STATED TASK ▸
Transcribe every entry word for word. Skip the pictures.

[Stored dataset items]
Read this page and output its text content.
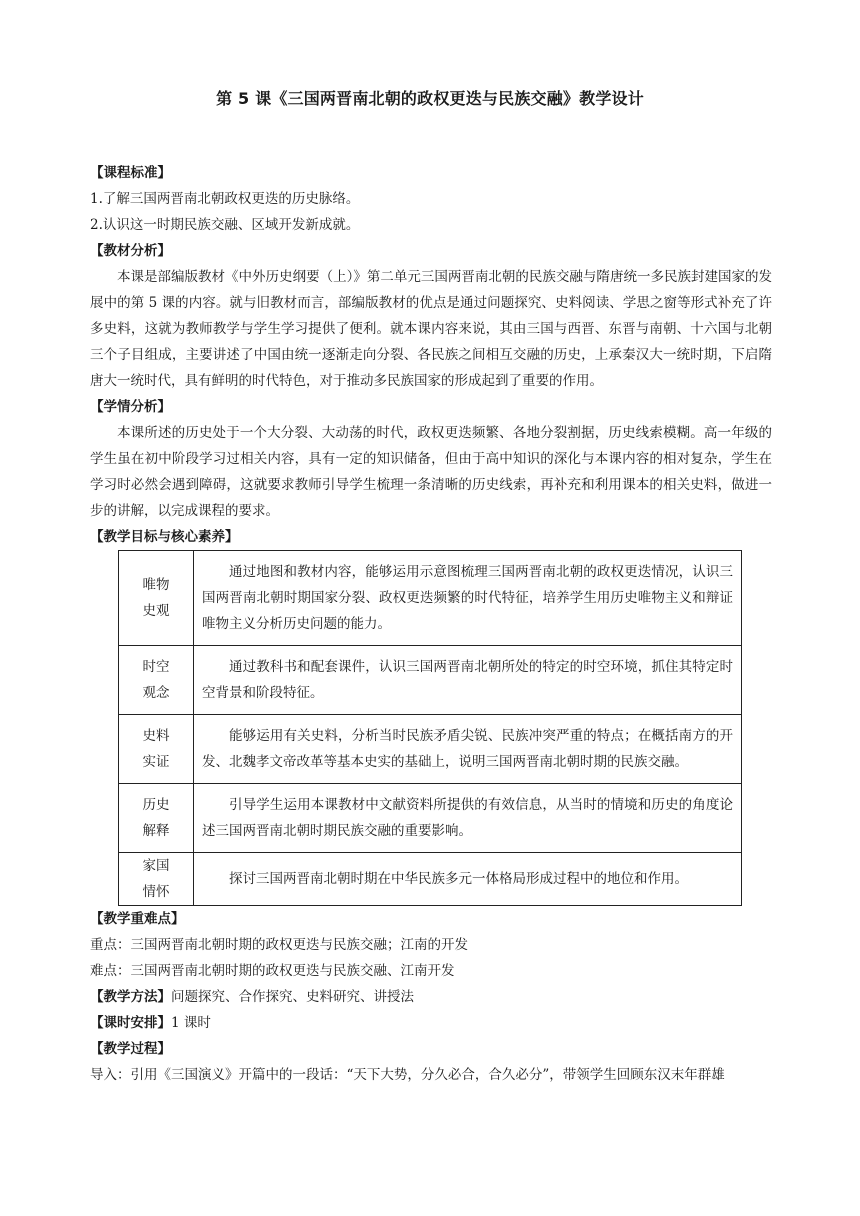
第 5 课《三国两晋南北朝的政权更迭与民族交融》教学设计
【课程标准】
1.了解三国两晋南北朝政权更迭的历史脉络。
2.认识这一时期民族交融、区域开发新成就。
【教材分析】

本课是部编版教材《中外历史纲要（上）》第二单元三国两晋南北朝的民族交融与隋唐统一多民族封建国家的发展中的第 5 课的内容。就与旧教材而言，部编版教材的优点是通过问题探究、史料阅读、学思之窗等形式补充了许多史料，这就为教师教学与学生学习提供了便利。就本课内容来说，其由三国与西晋、东晋与南朝、十六国与北朝三个子目组成，主要讲述了中国由统一逐渐走向分裂、各民族之间相互交融的历史，上承秦汉大一统时期，下启隋唐大一统时代，具有鲜明的时代特色，对于推动多民族国家的形成起到了重要的作用。

【学情分析】

本课所述的历史处于一个大分裂、大动荡的时代，政权更迭频繁、各地分裂割据，历史线索模糊。高一年级的学生虽在初中阶段学习过相关内容，具有一定的知识储备，但由于高中知识的深化与本课内容的相对复杂，学生在学习时必然会遇到障碍，这就要求教师引导学生梳理一条清晰的历史线索，再补充和利用课本的相关史料，做进一步的讲解，以完成课程的要求。

【教学目标与核心素养】
唯物
史观	通过地图和教材内容，能够运用示意图梳理三国两晋南北朝的政权更迭情况，认识三国两晋南北朝时期国家分裂、政权更迭频繁的时代特征，培养学生用历史唯物主义和辩证唯物主义分析历史问题的能力。

时空
观念	通过教科书和配套课件，认识三国两晋南北朝所处的特定的时空环境，抓住其特定时空背景和阶段特征。

史料
实证	能够运用有关史料，分析当时民族矛盾尖锐、民族冲突严重的特点；在概括南方的开发、北魏孝文帝改革等基本史实的基础上，说明三国两晋南北朝时期的民族交融。

历史
解释	引导学生运用本课教材中文献资料所提供的有效信息，从当时的情境和历史的角度论述三国两晋南北朝时期民族交融的重要影响。

家国
情怀	探讨三国两晋南北朝时期在中华民族多元一体格局形成过程中的地位和作用。
【教学重难点】
重点：三国两晋南北朝时期的政权更迭与民族交融；江南的开发
难点：三国两晋南北朝时期的政权更迭与民族交融、江南开发
【教学方法】问题探究、合作探究、史料研究、讲授法
【课时安排】1 课时
【教学过程】
导入：引用《三国演义》开篇中的一段话：“天下大势，分久必合，合久必分”，带领学生回顾东汉末年群雄
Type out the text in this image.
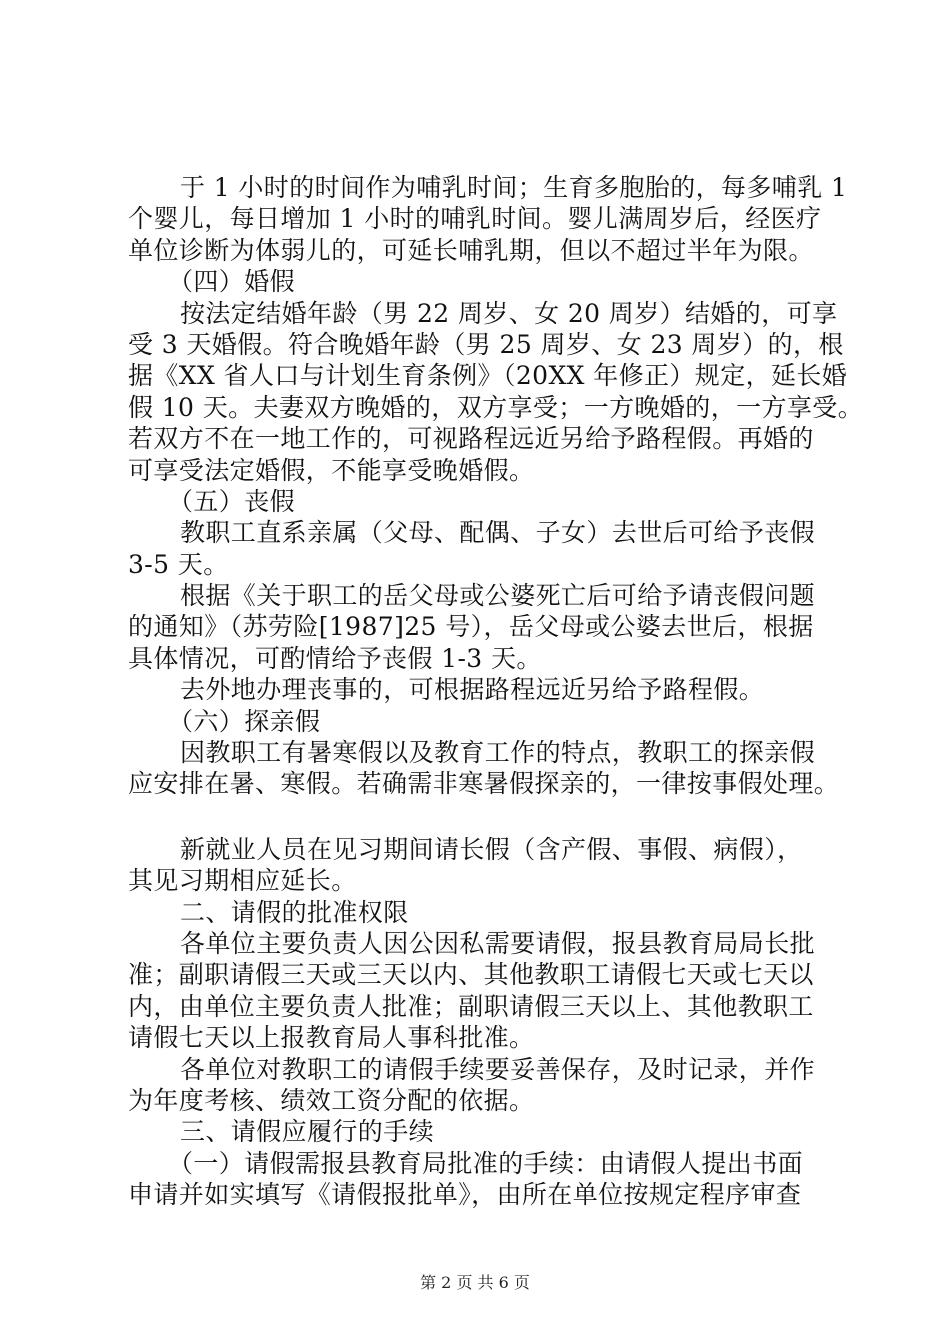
于 1 小时的时间作为哺乳时间；生育多胞胎的，每多哺乳 1
个婴儿，每日增加 1 小时的哺乳时间。婴儿满周岁后，经医疗
单位诊断为体弱儿的，可延长哺乳期，但以不超过半年为限。
（四）婚假
按法定结婚年龄（男 22 周岁、女 20 周岁）结婚的，可享
受 3 天婚假。符合晚婚年龄（男 25 周岁、女 23 周岁）的，根
据《XX 省人口与计划生育条例》（20XX 年修正）规定，延长婚
假 10 天。夫妻双方晚婚的，双方享受；一方晚婚的，一方享受。
若双方不在一地工作的，可视路程远近另给予路程假。再婚的
可享受法定婚假，不能享受晚婚假。
（五）丧假
教职工直系亲属（父母、配偶、子女）去世后可给予丧假
3-5 天。
根据《关于职工的岳父母或公婆死亡后可给予请丧假问题
的通知》（苏劳险[1987]25 号），岳父母或公婆去世后，根据
具体情况，可酌情给予丧假 1-3 天。
去外地办理丧事的，可根据路程远近另给予路程假。
（六）探亲假
因教职工有暑寒假以及教育工作的特点，教职工的探亲假
应安排在暑、寒假。若确需非寒暑假探亲的，一律按事假处理。
新就业人员在见习期间请长假（含产假、事假、病假），
其见习期相应延长。
二、请假的批准权限
各单位主要负责人因公因私需要请假，报县教育局局长批
准；副职请假三天或三天以内、其他教职工请假七天或七天以
内，由单位主要负责人批准；副职请假三天以上、其他教职工
请假七天以上报教育局人事科批准。
各单位对教职工的请假手续要妥善保存，及时记录，并作
为年度考核、绩效工资分配的依据。
三、请假应履行的手续
（一）请假需报县教育局批准的手续：由请假人提出书面
申请并如实填写《请假报批单》，由所在单位按规定程序审查
第 2 页 共 6 页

WRITTEN ANSWER ▸
Read this page and output its text content.
第 5 课《三国两晋南北朝的政权更迭与民族交融》教学设计
【课程标准】
1.了解三国两晋南北朝政权更迭的历史脉络。
2.认识这一时期民族交融、区域开发新成就。
【教材分析】

本课是部编版教材《中外历史纲要（上）》第二单元三国两晋南北朝的民族交融与隋唐统一多民族封建国家的发展中的第 5 课的内容。就与旧教材而言，部编版教材的优点是通过问题探究、史料阅读、学思之窗等形式补充了许多史料，这就为教师教学与学生学习提供了便利。就本课内容来说，其由三国与西晋、东晋与南朝、十六国与北朝三个子目组成，主要讲述了中国由统一逐渐走向分裂、各民族之间相互交融的历史，上承秦汉大一统时期，下启隋唐大一统时代，具有鲜明的时代特色，对于推动多民族国家的形成起到了重要的作用。

【学情分析】

本课所述的历史处于一个大分裂、大动荡的时代，政权更迭频繁、各地分裂割据，历史线索模糊。高一年级的学生虽在初中阶段学习过相关内容，具有一定的知识储备，但由于高中知识的深化与本课内容的相对复杂，学生在学习时必然会遇到障碍，这就要求教师引导学生梳理一条清晰的历史线索，再补充和利用课本的相关史料，做进一步的讲解，以完成课程的要求。

【教学目标与核心素养】
唯物
史观	通过地图和教材内容，能够运用示意图梳理三国两晋南北朝的政权更迭情况，认识三国两晋南北朝时期国家分裂、政权更迭频繁的时代特征，培养学生用历史唯物主义和辩证唯物主义分析历史问题的能力。

时空
观念	通过教科书和配套课件，认识三国两晋南北朝所处的特定的时空环境，抓住其特定时空背景和阶段特征。

史料
实证	能够运用有关史料，分析当时民族矛盾尖锐、民族冲突严重的特点；在概括南方的开发、北魏孝文帝改革等基本史实的基础上，说明三国两晋南北朝时期的民族交融。

历史
解释	引导学生运用本课教材中文献资料所提供的有效信息，从当时的情境和历史的角度论述三国两晋南北朝时期民族交融的重要影响。

家国
情怀	探讨三国两晋南北朝时期在中华民族多元一体格局形成过程中的地位和作用。
【教学重难点】
重点：三国两晋南北朝时期的政权更迭与民族交融；江南的开发
难点：三国两晋南北朝时期的政权更迭与民族交融、江南开发
【教学方法】问题探究、合作探究、史料研究、讲授法
【课时安排】1 课时
【教学过程】
导入：引用《三国演义》开篇中的一段话：“天下大势，分久必合，合久必分”，带领学生回顾东汉末年群雄
Type out the text in this image.
于 1 小时的时间作为哺乳时间；生育多胞胎的，每多哺乳 1
个婴儿，每日增加 1 小时的哺乳时间。婴儿满周岁后，经医疗
单位诊断为体弱儿的，可延长哺乳期，但以不超过半年为限。
（四）婚假
按法定结婚年龄（男 22 周岁、女 20 周岁）结婚的，可享
受 3 天婚假。符合晚婚年龄（男 25 周岁、女 23 周岁）的，根
据《XX 省人口与计划生育条例》（20XX 年修正）规定，延长婚
假 10 天。夫妻双方晚婚的，双方享受；一方晚婚的，一方享受。
若双方不在一地工作的，可视路程远近另给予路程假。再婚的
可享受法定婚假，不能享受晚婚假。
（五）丧假
教职工直系亲属（父母、配偶、子女）去世后可给予丧假
3-5 天。
根据《关于职工的岳父母或公婆死亡后可给予请丧假问题
的通知》（苏劳险[1987]25 号），岳父母或公婆去世后，根据
具体情况，可酌情给予丧假 1-3 天。
去外地办理丧事的，可根据路程远近另给予路程假。
（六）探亲假
因教职工有暑寒假以及教育工作的特点，教职工的探亲假
应安排在暑、寒假。若确需非寒暑假探亲的，一律按事假处理。
新就业人员在见习期间请长假（含产假、事假、病假），
其见习期相应延长。
二、请假的批准权限
各单位主要负责人因公因私需要请假，报县教育局局长批
准；副职请假三天或三天以内、其他教职工请假七天或七天以
内，由单位主要负责人批准；副职请假三天以上、其他教职工
请假七天以上报教育局人事科批准。
各单位对教职工的请假手续要妥善保存，及时记录，并作
为年度考核、绩效工资分配的依据。
三、请假应履行的手续
（一）请假需报县教育局批准的手续：由请假人提出书面
申请并如实填写《请假报批单》，由所在单位按规定程序审查
第 2 页 共 6 页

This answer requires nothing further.